======== Given entries ========

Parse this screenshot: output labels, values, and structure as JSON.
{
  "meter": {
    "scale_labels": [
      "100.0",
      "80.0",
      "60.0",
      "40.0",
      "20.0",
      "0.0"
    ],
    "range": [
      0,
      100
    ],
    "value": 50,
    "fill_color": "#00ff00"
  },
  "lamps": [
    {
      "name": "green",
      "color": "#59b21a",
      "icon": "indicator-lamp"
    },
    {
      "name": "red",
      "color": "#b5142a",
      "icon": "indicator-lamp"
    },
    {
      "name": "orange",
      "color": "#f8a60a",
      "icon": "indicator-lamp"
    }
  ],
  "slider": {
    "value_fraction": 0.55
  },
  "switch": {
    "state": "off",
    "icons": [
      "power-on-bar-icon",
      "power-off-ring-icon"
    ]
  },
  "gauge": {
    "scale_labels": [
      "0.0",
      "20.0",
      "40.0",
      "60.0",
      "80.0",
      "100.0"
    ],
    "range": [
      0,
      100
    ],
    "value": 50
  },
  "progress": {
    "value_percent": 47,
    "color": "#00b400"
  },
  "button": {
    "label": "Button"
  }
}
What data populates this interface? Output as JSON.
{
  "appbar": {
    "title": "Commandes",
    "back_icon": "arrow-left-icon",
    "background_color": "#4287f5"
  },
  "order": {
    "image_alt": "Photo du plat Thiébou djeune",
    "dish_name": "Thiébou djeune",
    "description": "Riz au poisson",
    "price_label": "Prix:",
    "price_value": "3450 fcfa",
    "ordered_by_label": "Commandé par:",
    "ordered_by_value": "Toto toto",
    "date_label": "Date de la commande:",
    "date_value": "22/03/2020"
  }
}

========

» The task: Your task is to return the full listing exactly as it was given.

» Solution to the exercise:
Parse this screenshot: output labels, values, and structure as JSON.
{
  "meter": {
    "scale_labels": [
      "100.0",
      "80.0",
      "60.0",
      "40.0",
      "20.0",
      "0.0"
    ],
    "range": [
      0,
      100
    ],
    "value": 50,
    "fill_color": "#00ff00"
  },
  "lamps": [
    {
      "name": "green",
      "color": "#59b21a",
      "icon": "indicator-lamp"
    },
    {
      "name": "red",
      "color": "#b5142a",
      "icon": "indicator-lamp"
    },
    {
      "name": "orange",
      "color": "#f8a60a",
      "icon": "indicator-lamp"
    }
  ],
  "slider": {
    "value_fraction": 0.55
  },
  "switch": {
    "state": "off",
    "icons": [
      "power-on-bar-icon",
      "power-off-ring-icon"
    ]
  },
  "gauge": {
    "scale_labels": [
      "0.0",
      "20.0",
      "40.0",
      "60.0",
      "80.0",
      "100.0"
    ],
    "range": [
      0,
      100
    ],
    "value": 50
  },
  "progress": {
    "value_percent": 47,
    "color": "#00b400"
  },
  "button": {
    "label": "Button"
  }
}
What data populates this interface? Output as JSON.
{
  "appbar": {
    "title": "Commandes",
    "back_icon": "arrow-left-icon",
    "background_color": "#4287f5"
  },
  "order": {
    "image_alt": "Photo du plat Thiébou djeune",
    "dish_name": "Thiébou djeune",
    "description": "Riz au poisson",
    "price_label": "Prix:",
    "price_value": "3450 fcfa",
    "ordered_by_label": "Commandé par:",
    "ordered_by_value": "Toto toto",
    "date_label": "Date de la commande:",
    "date_value": "22/03/2020"
  }
}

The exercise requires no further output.